_Directive_: Set down the whole listing verbatim.

start Records

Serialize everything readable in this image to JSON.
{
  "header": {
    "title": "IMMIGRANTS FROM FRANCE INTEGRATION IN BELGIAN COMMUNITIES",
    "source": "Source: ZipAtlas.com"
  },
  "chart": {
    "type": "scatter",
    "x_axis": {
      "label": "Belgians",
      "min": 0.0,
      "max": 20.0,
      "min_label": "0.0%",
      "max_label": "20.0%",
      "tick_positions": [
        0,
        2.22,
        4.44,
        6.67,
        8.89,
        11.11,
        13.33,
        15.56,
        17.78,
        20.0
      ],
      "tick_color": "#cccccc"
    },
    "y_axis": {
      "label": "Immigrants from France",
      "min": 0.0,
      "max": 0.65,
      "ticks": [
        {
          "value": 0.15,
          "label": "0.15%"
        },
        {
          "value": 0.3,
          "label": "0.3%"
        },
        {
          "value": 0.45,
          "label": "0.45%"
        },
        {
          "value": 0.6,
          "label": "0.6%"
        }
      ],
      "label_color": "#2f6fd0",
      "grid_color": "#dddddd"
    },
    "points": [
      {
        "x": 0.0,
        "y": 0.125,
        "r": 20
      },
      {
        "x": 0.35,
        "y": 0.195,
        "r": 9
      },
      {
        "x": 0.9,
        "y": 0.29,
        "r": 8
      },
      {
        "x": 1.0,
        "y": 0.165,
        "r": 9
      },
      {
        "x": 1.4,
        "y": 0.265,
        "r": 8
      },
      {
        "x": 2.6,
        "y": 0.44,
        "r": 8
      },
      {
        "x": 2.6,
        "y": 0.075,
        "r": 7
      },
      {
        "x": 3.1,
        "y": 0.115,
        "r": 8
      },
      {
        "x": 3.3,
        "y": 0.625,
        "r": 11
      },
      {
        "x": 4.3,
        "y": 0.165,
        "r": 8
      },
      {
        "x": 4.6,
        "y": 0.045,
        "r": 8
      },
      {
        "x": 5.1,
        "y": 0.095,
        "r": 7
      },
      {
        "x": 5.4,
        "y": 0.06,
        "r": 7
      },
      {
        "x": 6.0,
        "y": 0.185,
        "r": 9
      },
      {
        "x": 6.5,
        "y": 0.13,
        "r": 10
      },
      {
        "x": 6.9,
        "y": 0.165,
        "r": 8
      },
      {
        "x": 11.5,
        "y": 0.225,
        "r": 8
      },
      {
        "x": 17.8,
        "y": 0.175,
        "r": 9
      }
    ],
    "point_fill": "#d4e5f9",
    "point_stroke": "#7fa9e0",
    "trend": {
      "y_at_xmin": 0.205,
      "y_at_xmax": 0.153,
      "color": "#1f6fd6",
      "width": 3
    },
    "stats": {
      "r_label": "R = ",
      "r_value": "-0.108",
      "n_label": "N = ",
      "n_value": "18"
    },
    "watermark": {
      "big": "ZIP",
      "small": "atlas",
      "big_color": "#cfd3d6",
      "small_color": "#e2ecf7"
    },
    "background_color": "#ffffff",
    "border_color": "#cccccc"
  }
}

end Records

_Right answer_:
Serialize everything readable in this image to JSON.
{
  "header": {
    "title": "IMMIGRANTS FROM FRANCE INTEGRATION IN BELGIAN COMMUNITIES",
    "source": "Source: ZipAtlas.com"
  },
  "chart": {
    "type": "scatter",
    "x_axis": {
      "label": "Belgians",
      "min": 0.0,
      "max": 20.0,
      "min_label": "0.0%",
      "max_label": "20.0%",
      "tick_positions": [
        0,
        2.22,
        4.44,
        6.67,
        8.89,
        11.11,
        13.33,
        15.56,
        17.78,
        20.0
      ],
      "tick_color": "#cccccc"
    },
    "y_axis": {
      "label": "Immigrants from France",
      "min": 0.0,
      "max": 0.65,
      "ticks": [
        {
          "value": 0.15,
          "label": "0.15%"
        },
        {
          "value": 0.3,
          "label": "0.3%"
        },
        {
          "value": 0.45,
          "label": "0.45%"
        },
        {
          "value": 0.6,
          "label": "0.6%"
        }
      ],
      "label_color": "#2f6fd0",
      "grid_color": "#dddddd"
    },
    "points": [
      {
        "x": 0.0,
        "y": 0.125,
        "r": 20
      },
      {
        "x": 0.35,
        "y": 0.195,
        "r": 9
      },
      {
        "x": 0.9,
        "y": 0.29,
        "r": 8
      },
      {
        "x": 1.0,
        "y": 0.165,
        "r": 9
      },
      {
        "x": 1.4,
        "y": 0.265,
        "r": 8
      },
      {
        "x": 2.6,
        "y": 0.44,
        "r": 8
      },
      {
        "x": 2.6,
        "y": 0.075,
        "r": 7
      },
      {
        "x": 3.1,
        "y": 0.115,
        "r": 8
      },
      {
        "x": 3.3,
        "y": 0.625,
        "r": 11
      },
      {
        "x": 4.3,
        "y": 0.165,
        "r": 8
      },
      {
        "x": 4.6,
        "y": 0.045,
        "r": 8
      },
      {
        "x": 5.1,
        "y": 0.095,
        "r": 7
      },
      {
        "x": 5.4,
        "y": 0.06,
        "r": 7
      },
      {
        "x": 6.0,
        "y": 0.185,
        "r": 9
      },
      {
        "x": 6.5,
        "y": 0.13,
        "r": 10
      },
      {
        "x": 6.9,
        "y": 0.165,
        "r": 8
      },
      {
        "x": 11.5,
        "y": 0.225,
        "r": 8
      },
      {
        "x": 17.8,
        "y": 0.175,
        "r": 9
      }
    ],
    "point_fill": "#d4e5f9",
    "point_stroke": "#7fa9e0",
    "trend": {
      "y_at_xmin": 0.205,
      "y_at_xmax": 0.153,
      "color": "#1f6fd6",
      "width": 3
    },
    "stats": {
      "r_label": "R = ",
      "r_value": "-0.108",
      "n_label": "N = ",
      "n_value": "18"
    },
    "watermark": {
      "big": "ZIP",
      "small": "atlas",
      "big_color": "#cfd3d6",
      "small_color": "#e2ecf7"
    },
    "background_color": "#ffffff",
    "border_color": "#cccccc"
  }
}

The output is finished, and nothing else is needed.